- [DATA SHOWN]
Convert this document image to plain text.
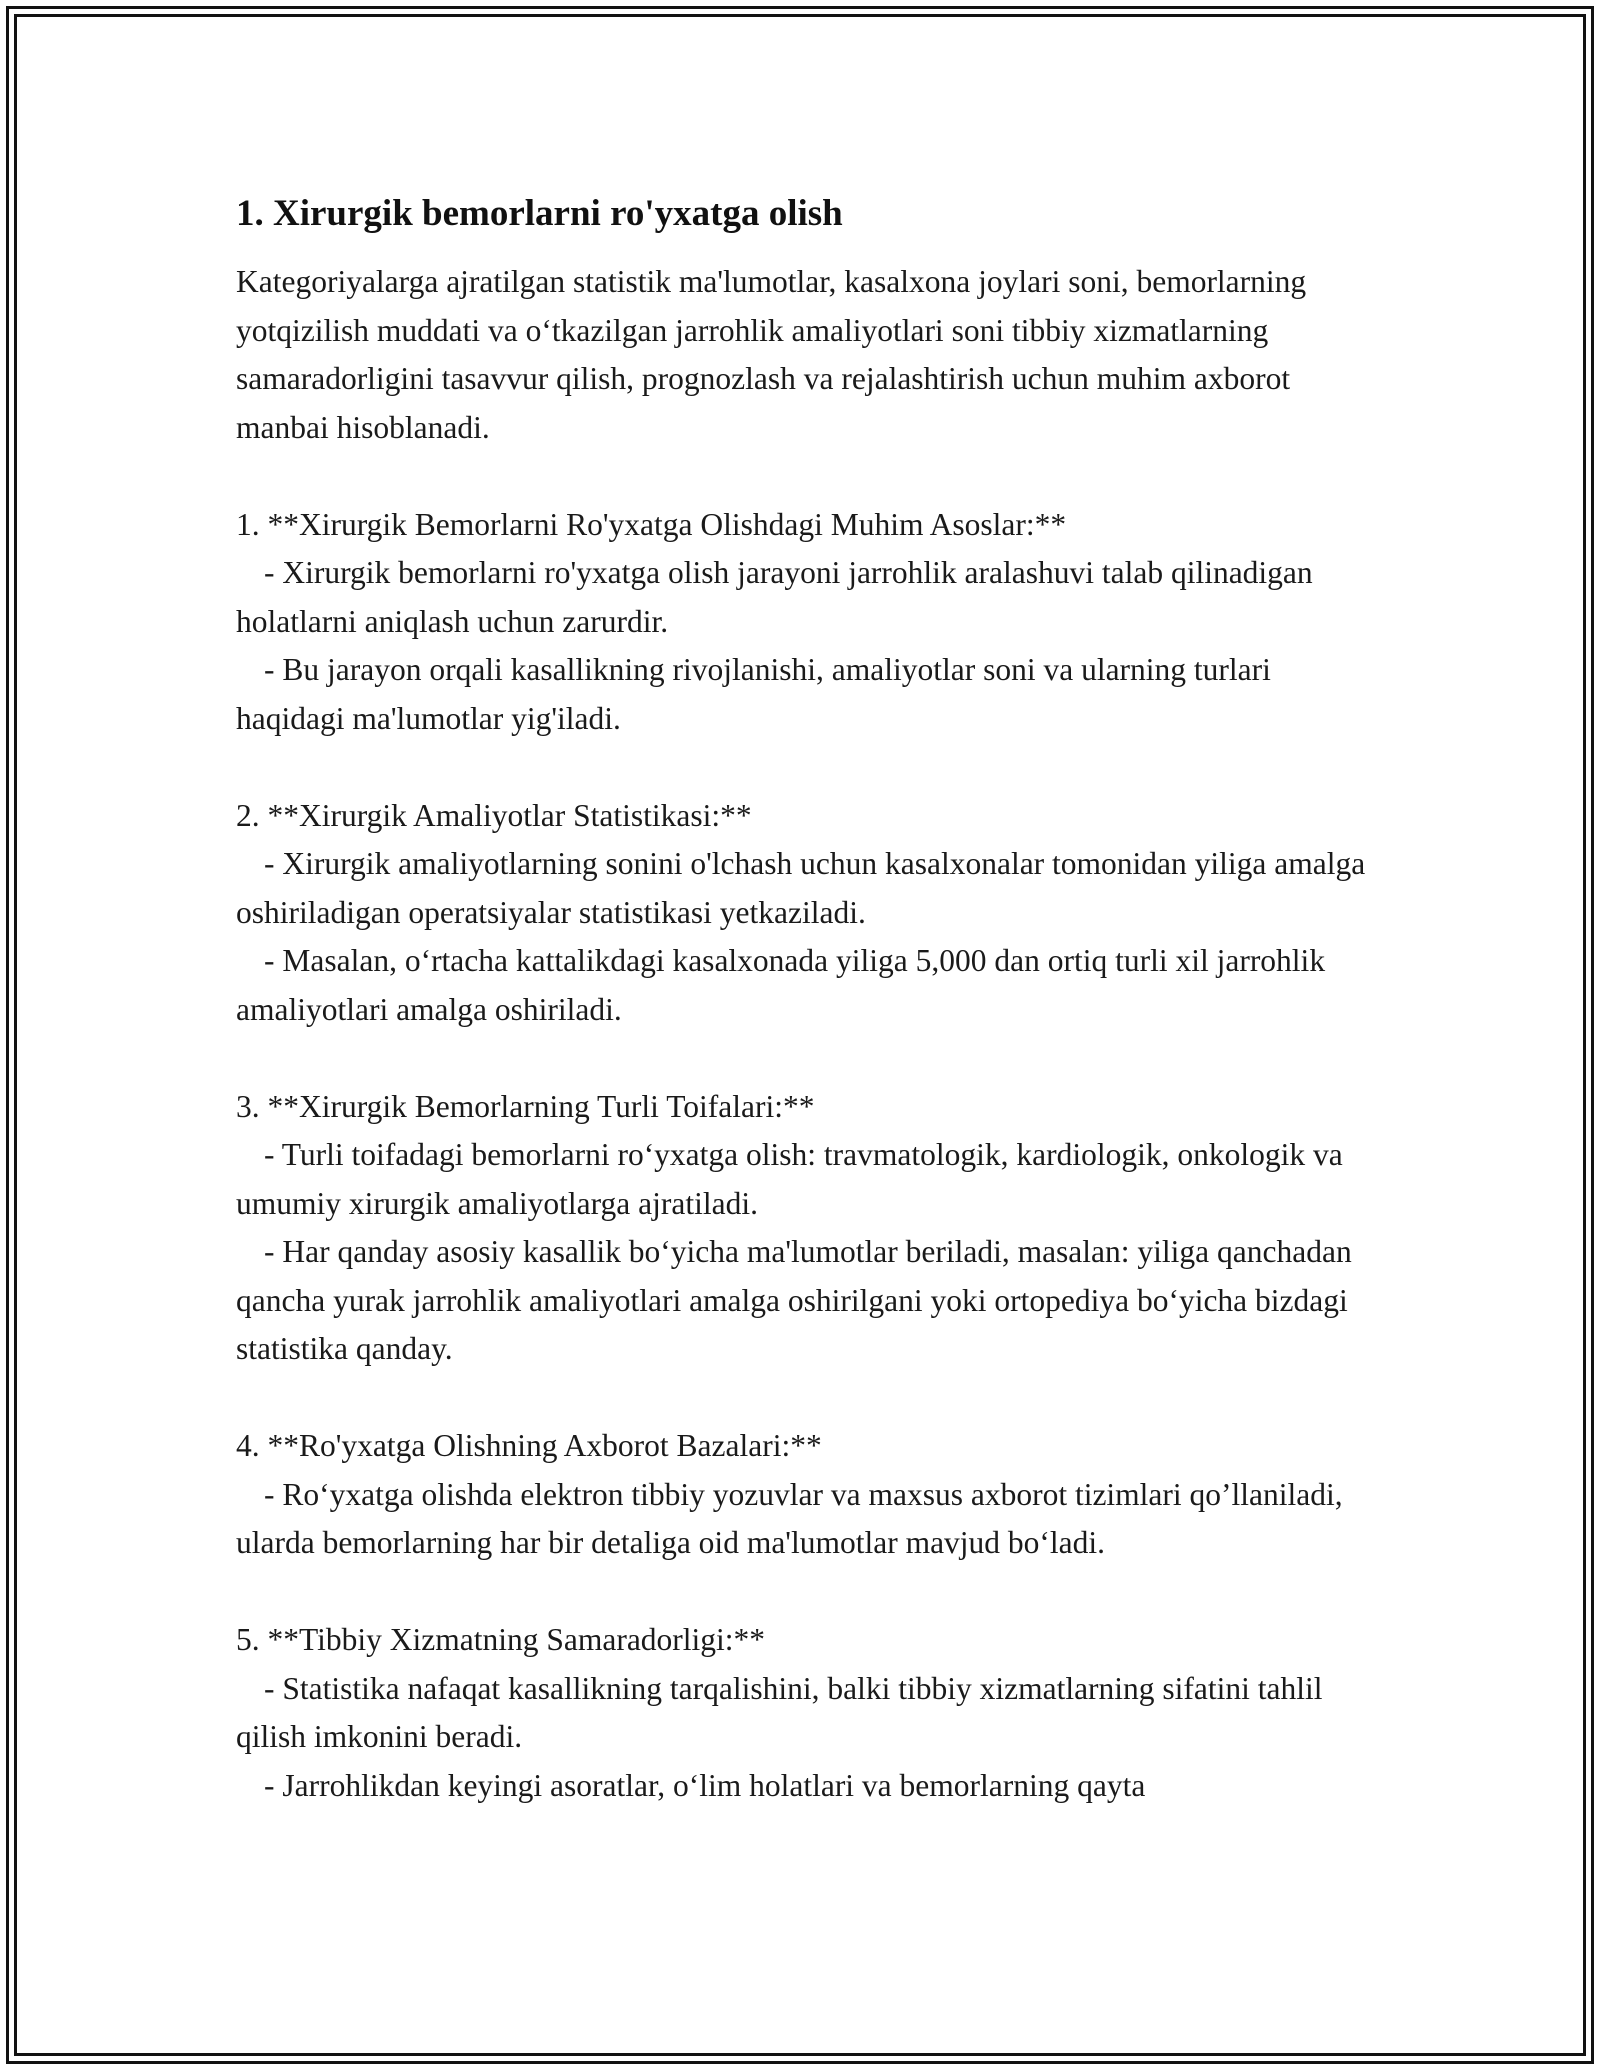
1. Xirurgik bemorlarni ro'yxatga olish

Kategoriyalarga ajratilgan statistik ma'lumotlar, kasalxona joylari soni, bemorlarning yotqizilish muddati va o‘tkazilgan jarrohlik amaliyotlari soni tibbiy xizmatlarning samaradorligini tasavvur qilish, prognozlash va rejalashtirish uchun muhim axborot manbai hisoblanadi.

1. **Xirurgik Bemorlarni Ro'yxatga Olishdagi Muhim Asoslar:**

- Xirurgik bemorlarni ro'yxatga olish jarayoni jarrohlik aralashuvi talab qilinadigan holatlarni aniqlash uchun zarurdir.

- Bu jarayon orqali kasallikning rivojlanishi, amaliyotlar soni va ularning turlari haqidagi ma'lumotlar yig'iladi.

2. **Xirurgik Amaliyotlar Statistikasi:**

- Xirurgik amaliyotlarning sonini o'lchash uchun kasalxonalar tomonidan yiliga amalga oshiriladigan operatsiyalar statistikasi yetkaziladi.

- Masalan, o‘rtacha kattalikdagi kasalxonada yiliga 5,000 dan ortiq turli xil jarrohlik amaliyotlari amalga oshiriladi.

3. **Xirurgik Bemorlarning Turli Toifalari:**

- Turli toifadagi bemorlarni ro‘yxatga olish: travmatologik, kardiologik, onkologik va umumiy xirurgik amaliyotlarga ajratiladi.

- Har qanday asosiy kasallik bo‘yicha ma'lumotlar beriladi, masalan: yiliga qanchadan qancha yurak jarrohlik amaliyotlari amalga oshirilgani yoki ortopediya bo‘yicha bizdagi statistika qanday.

4. **Ro'yxatga Olishning Axborot Bazalari:**

- Ro‘yxatga olishda elektron tibbiy yozuvlar va maxsus axborot tizimlari qo’llaniladi, ularda bemorlarning har bir detaliga oid ma'lumotlar mavjud bo‘ladi.

5. **Tibbiy Xizmatning Samaradorligi:**

- Statistika nafaqat kasallikning tarqalishini, balki tibbiy xizmatlarning sifatini tahlil qilish imkonini beradi.

- Jarrohlikdan keyingi asoratlar, o‘lim holatlari va bemorlarning qayta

- [TASK TO COMPLETE]
Locate the word "amaliyotlari" in the records and collect each line it appears in.

- [RESULT OF THIS TASK]
Kategoriyalarga ajratilgan statistik ma'lumotlar, kasalxona joylari soni, bemorlarning yotqizilish muddati va o‘tkazilgan jarrohlik amaliyotlari soni tibbiy xizmatlarning samaradorligini tasavvur qilish, prognozlash va rejalashtirish uchun muhim axborot manbai hisoblanadi.
- Masalan, o‘rtacha kattalikdagi kasalxonada yiliga 5,000 dan ortiq turli xil jarrohlik amaliyotlari amalga oshiriladi.
- Har qanday asosiy kasallik bo‘yicha ma'lumotlar beriladi, masalan: yiliga qanchadan qancha yurak jarrohlik amaliyotlari amalga oshirilgani yoki ortopediya bo‘yicha bizdagi statistika qanday.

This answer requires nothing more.